§ **Exercise inputs**
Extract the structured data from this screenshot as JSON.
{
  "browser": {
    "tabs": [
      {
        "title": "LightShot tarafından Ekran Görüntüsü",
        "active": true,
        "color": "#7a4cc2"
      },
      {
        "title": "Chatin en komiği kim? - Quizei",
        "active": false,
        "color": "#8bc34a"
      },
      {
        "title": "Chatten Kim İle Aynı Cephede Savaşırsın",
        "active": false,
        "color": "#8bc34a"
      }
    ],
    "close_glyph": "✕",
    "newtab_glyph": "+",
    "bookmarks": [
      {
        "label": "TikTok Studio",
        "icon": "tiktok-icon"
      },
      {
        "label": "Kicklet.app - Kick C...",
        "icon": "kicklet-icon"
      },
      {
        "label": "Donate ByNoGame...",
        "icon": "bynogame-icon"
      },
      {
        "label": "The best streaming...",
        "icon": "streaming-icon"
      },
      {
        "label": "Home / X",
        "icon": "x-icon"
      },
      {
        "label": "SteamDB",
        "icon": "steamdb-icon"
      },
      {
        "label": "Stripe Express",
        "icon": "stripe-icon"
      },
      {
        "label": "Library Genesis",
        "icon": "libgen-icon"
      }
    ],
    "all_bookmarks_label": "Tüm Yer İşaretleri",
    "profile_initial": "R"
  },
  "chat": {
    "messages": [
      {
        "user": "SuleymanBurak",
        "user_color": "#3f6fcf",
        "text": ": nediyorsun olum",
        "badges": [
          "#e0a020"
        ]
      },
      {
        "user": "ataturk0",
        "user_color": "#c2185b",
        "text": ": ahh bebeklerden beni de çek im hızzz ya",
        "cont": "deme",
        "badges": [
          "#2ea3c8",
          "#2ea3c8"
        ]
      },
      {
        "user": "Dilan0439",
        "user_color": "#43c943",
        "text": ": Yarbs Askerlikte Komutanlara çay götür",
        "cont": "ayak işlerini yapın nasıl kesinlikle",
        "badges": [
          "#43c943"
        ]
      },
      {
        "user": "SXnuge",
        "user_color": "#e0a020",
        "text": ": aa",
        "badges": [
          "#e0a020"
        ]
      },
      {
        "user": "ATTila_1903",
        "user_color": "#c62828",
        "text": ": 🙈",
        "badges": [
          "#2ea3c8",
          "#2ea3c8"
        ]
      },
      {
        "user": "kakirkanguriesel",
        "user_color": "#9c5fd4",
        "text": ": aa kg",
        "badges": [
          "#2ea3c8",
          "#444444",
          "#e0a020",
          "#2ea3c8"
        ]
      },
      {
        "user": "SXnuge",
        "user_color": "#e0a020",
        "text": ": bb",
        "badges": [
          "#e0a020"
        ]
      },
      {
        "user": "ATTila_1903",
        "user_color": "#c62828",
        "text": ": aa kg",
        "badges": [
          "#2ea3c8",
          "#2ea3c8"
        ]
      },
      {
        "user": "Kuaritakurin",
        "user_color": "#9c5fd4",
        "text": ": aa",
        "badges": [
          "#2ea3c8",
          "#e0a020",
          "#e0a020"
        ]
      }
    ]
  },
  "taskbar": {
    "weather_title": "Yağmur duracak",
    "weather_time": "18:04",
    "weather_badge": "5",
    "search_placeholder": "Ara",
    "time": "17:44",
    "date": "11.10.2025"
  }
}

§ **Task directions**
The only acceptable answer is the full set of entries, repeated exactly.

§ **Written answer**
Extract the structured data from this screenshot as JSON.
{
  "browser": {
    "tabs": [
      {
        "title": "LightShot tarafından Ekran Görüntüsü",
        "active": true,
        "color": "#7a4cc2"
      },
      {
        "title": "Chatin en komiği kim? - Quizei",
        "active": false,
        "color": "#8bc34a"
      },
      {
        "title": "Chatten Kim İle Aynı Cephede Savaşırsın",
        "active": false,
        "color": "#8bc34a"
      }
    ],
    "close_glyph": "✕",
    "newtab_glyph": "+",
    "bookmarks": [
      {
        "label": "TikTok Studio",
        "icon": "tiktok-icon"
      },
      {
        "label": "Kicklet.app - Kick C...",
        "icon": "kicklet-icon"
      },
      {
        "label": "Donate ByNoGame...",
        "icon": "bynogame-icon"
      },
      {
        "label": "The best streaming...",
        "icon": "streaming-icon"
      },
      {
        "label": "Home / X",
        "icon": "x-icon"
      },
      {
        "label": "SteamDB",
        "icon": "steamdb-icon"
      },
      {
        "label": "Stripe Express",
        "icon": "stripe-icon"
      },
      {
        "label": "Library Genesis",
        "icon": "libgen-icon"
      }
    ],
    "all_bookmarks_label": "Tüm Yer İşaretleri",
    "profile_initial": "R"
  },
  "chat": {
    "messages": [
      {
        "user": "SuleymanBurak",
        "user_color": "#3f6fcf",
        "text": ": nediyorsun olum",
        "badges": [
          "#e0a020"
        ]
      },
      {
        "user": "ataturk0",
        "user_color": "#c2185b",
        "text": ": ahh bebeklerden beni de çek im hızzz ya",
        "cont": "deme",
        "badges": [
          "#2ea3c8",
          "#2ea3c8"
        ]
      },
      {
        "user": "Dilan0439",
        "user_color": "#43c943",
        "text": ": Yarbs Askerlikte Komutanlara çay götür",
        "cont": "ayak işlerini yapın nasıl kesinlikle",
        "badges": [
          "#43c943"
        ]
      },
      {
        "user": "SXnuge",
        "user_color": "#e0a020",
        "text": ": aa",
        "badges": [
          "#e0a020"
        ]
      },
      {
        "user": "ATTila_1903",
        "user_color": "#c62828",
        "text": ": 🙈",
        "badges": [
          "#2ea3c8",
          "#2ea3c8"
        ]
      },
      {
        "user": "kakirkanguriesel",
        "user_color": "#9c5fd4",
        "text": ": aa kg",
        "badges": [
          "#2ea3c8",
          "#444444",
          "#e0a020",
          "#2ea3c8"
        ]
      },
      {
        "user": "SXnuge",
        "user_color": "#e0a020",
        "text": ": bb",
        "badges": [
          "#e0a020"
        ]
      },
      {
        "user": "ATTila_1903",
        "user_color": "#c62828",
        "text": ": aa kg",
        "badges": [
          "#2ea3c8",
          "#2ea3c8"
        ]
      },
      {
        "user": "Kuaritakurin",
        "user_color": "#9c5fd4",
        "text": ": aa",
        "badges": [
          "#2ea3c8",
          "#e0a020",
          "#e0a020"
        ]
      }
    ]
  },
  "taskbar": {
    "weather_title": "Yağmur duracak",
    "weather_time": "18:04",
    "weather_badge": "5",
    "search_placeholder": "Ara",
    "time": "17:44",
    "date": "11.10.2025"
  }
}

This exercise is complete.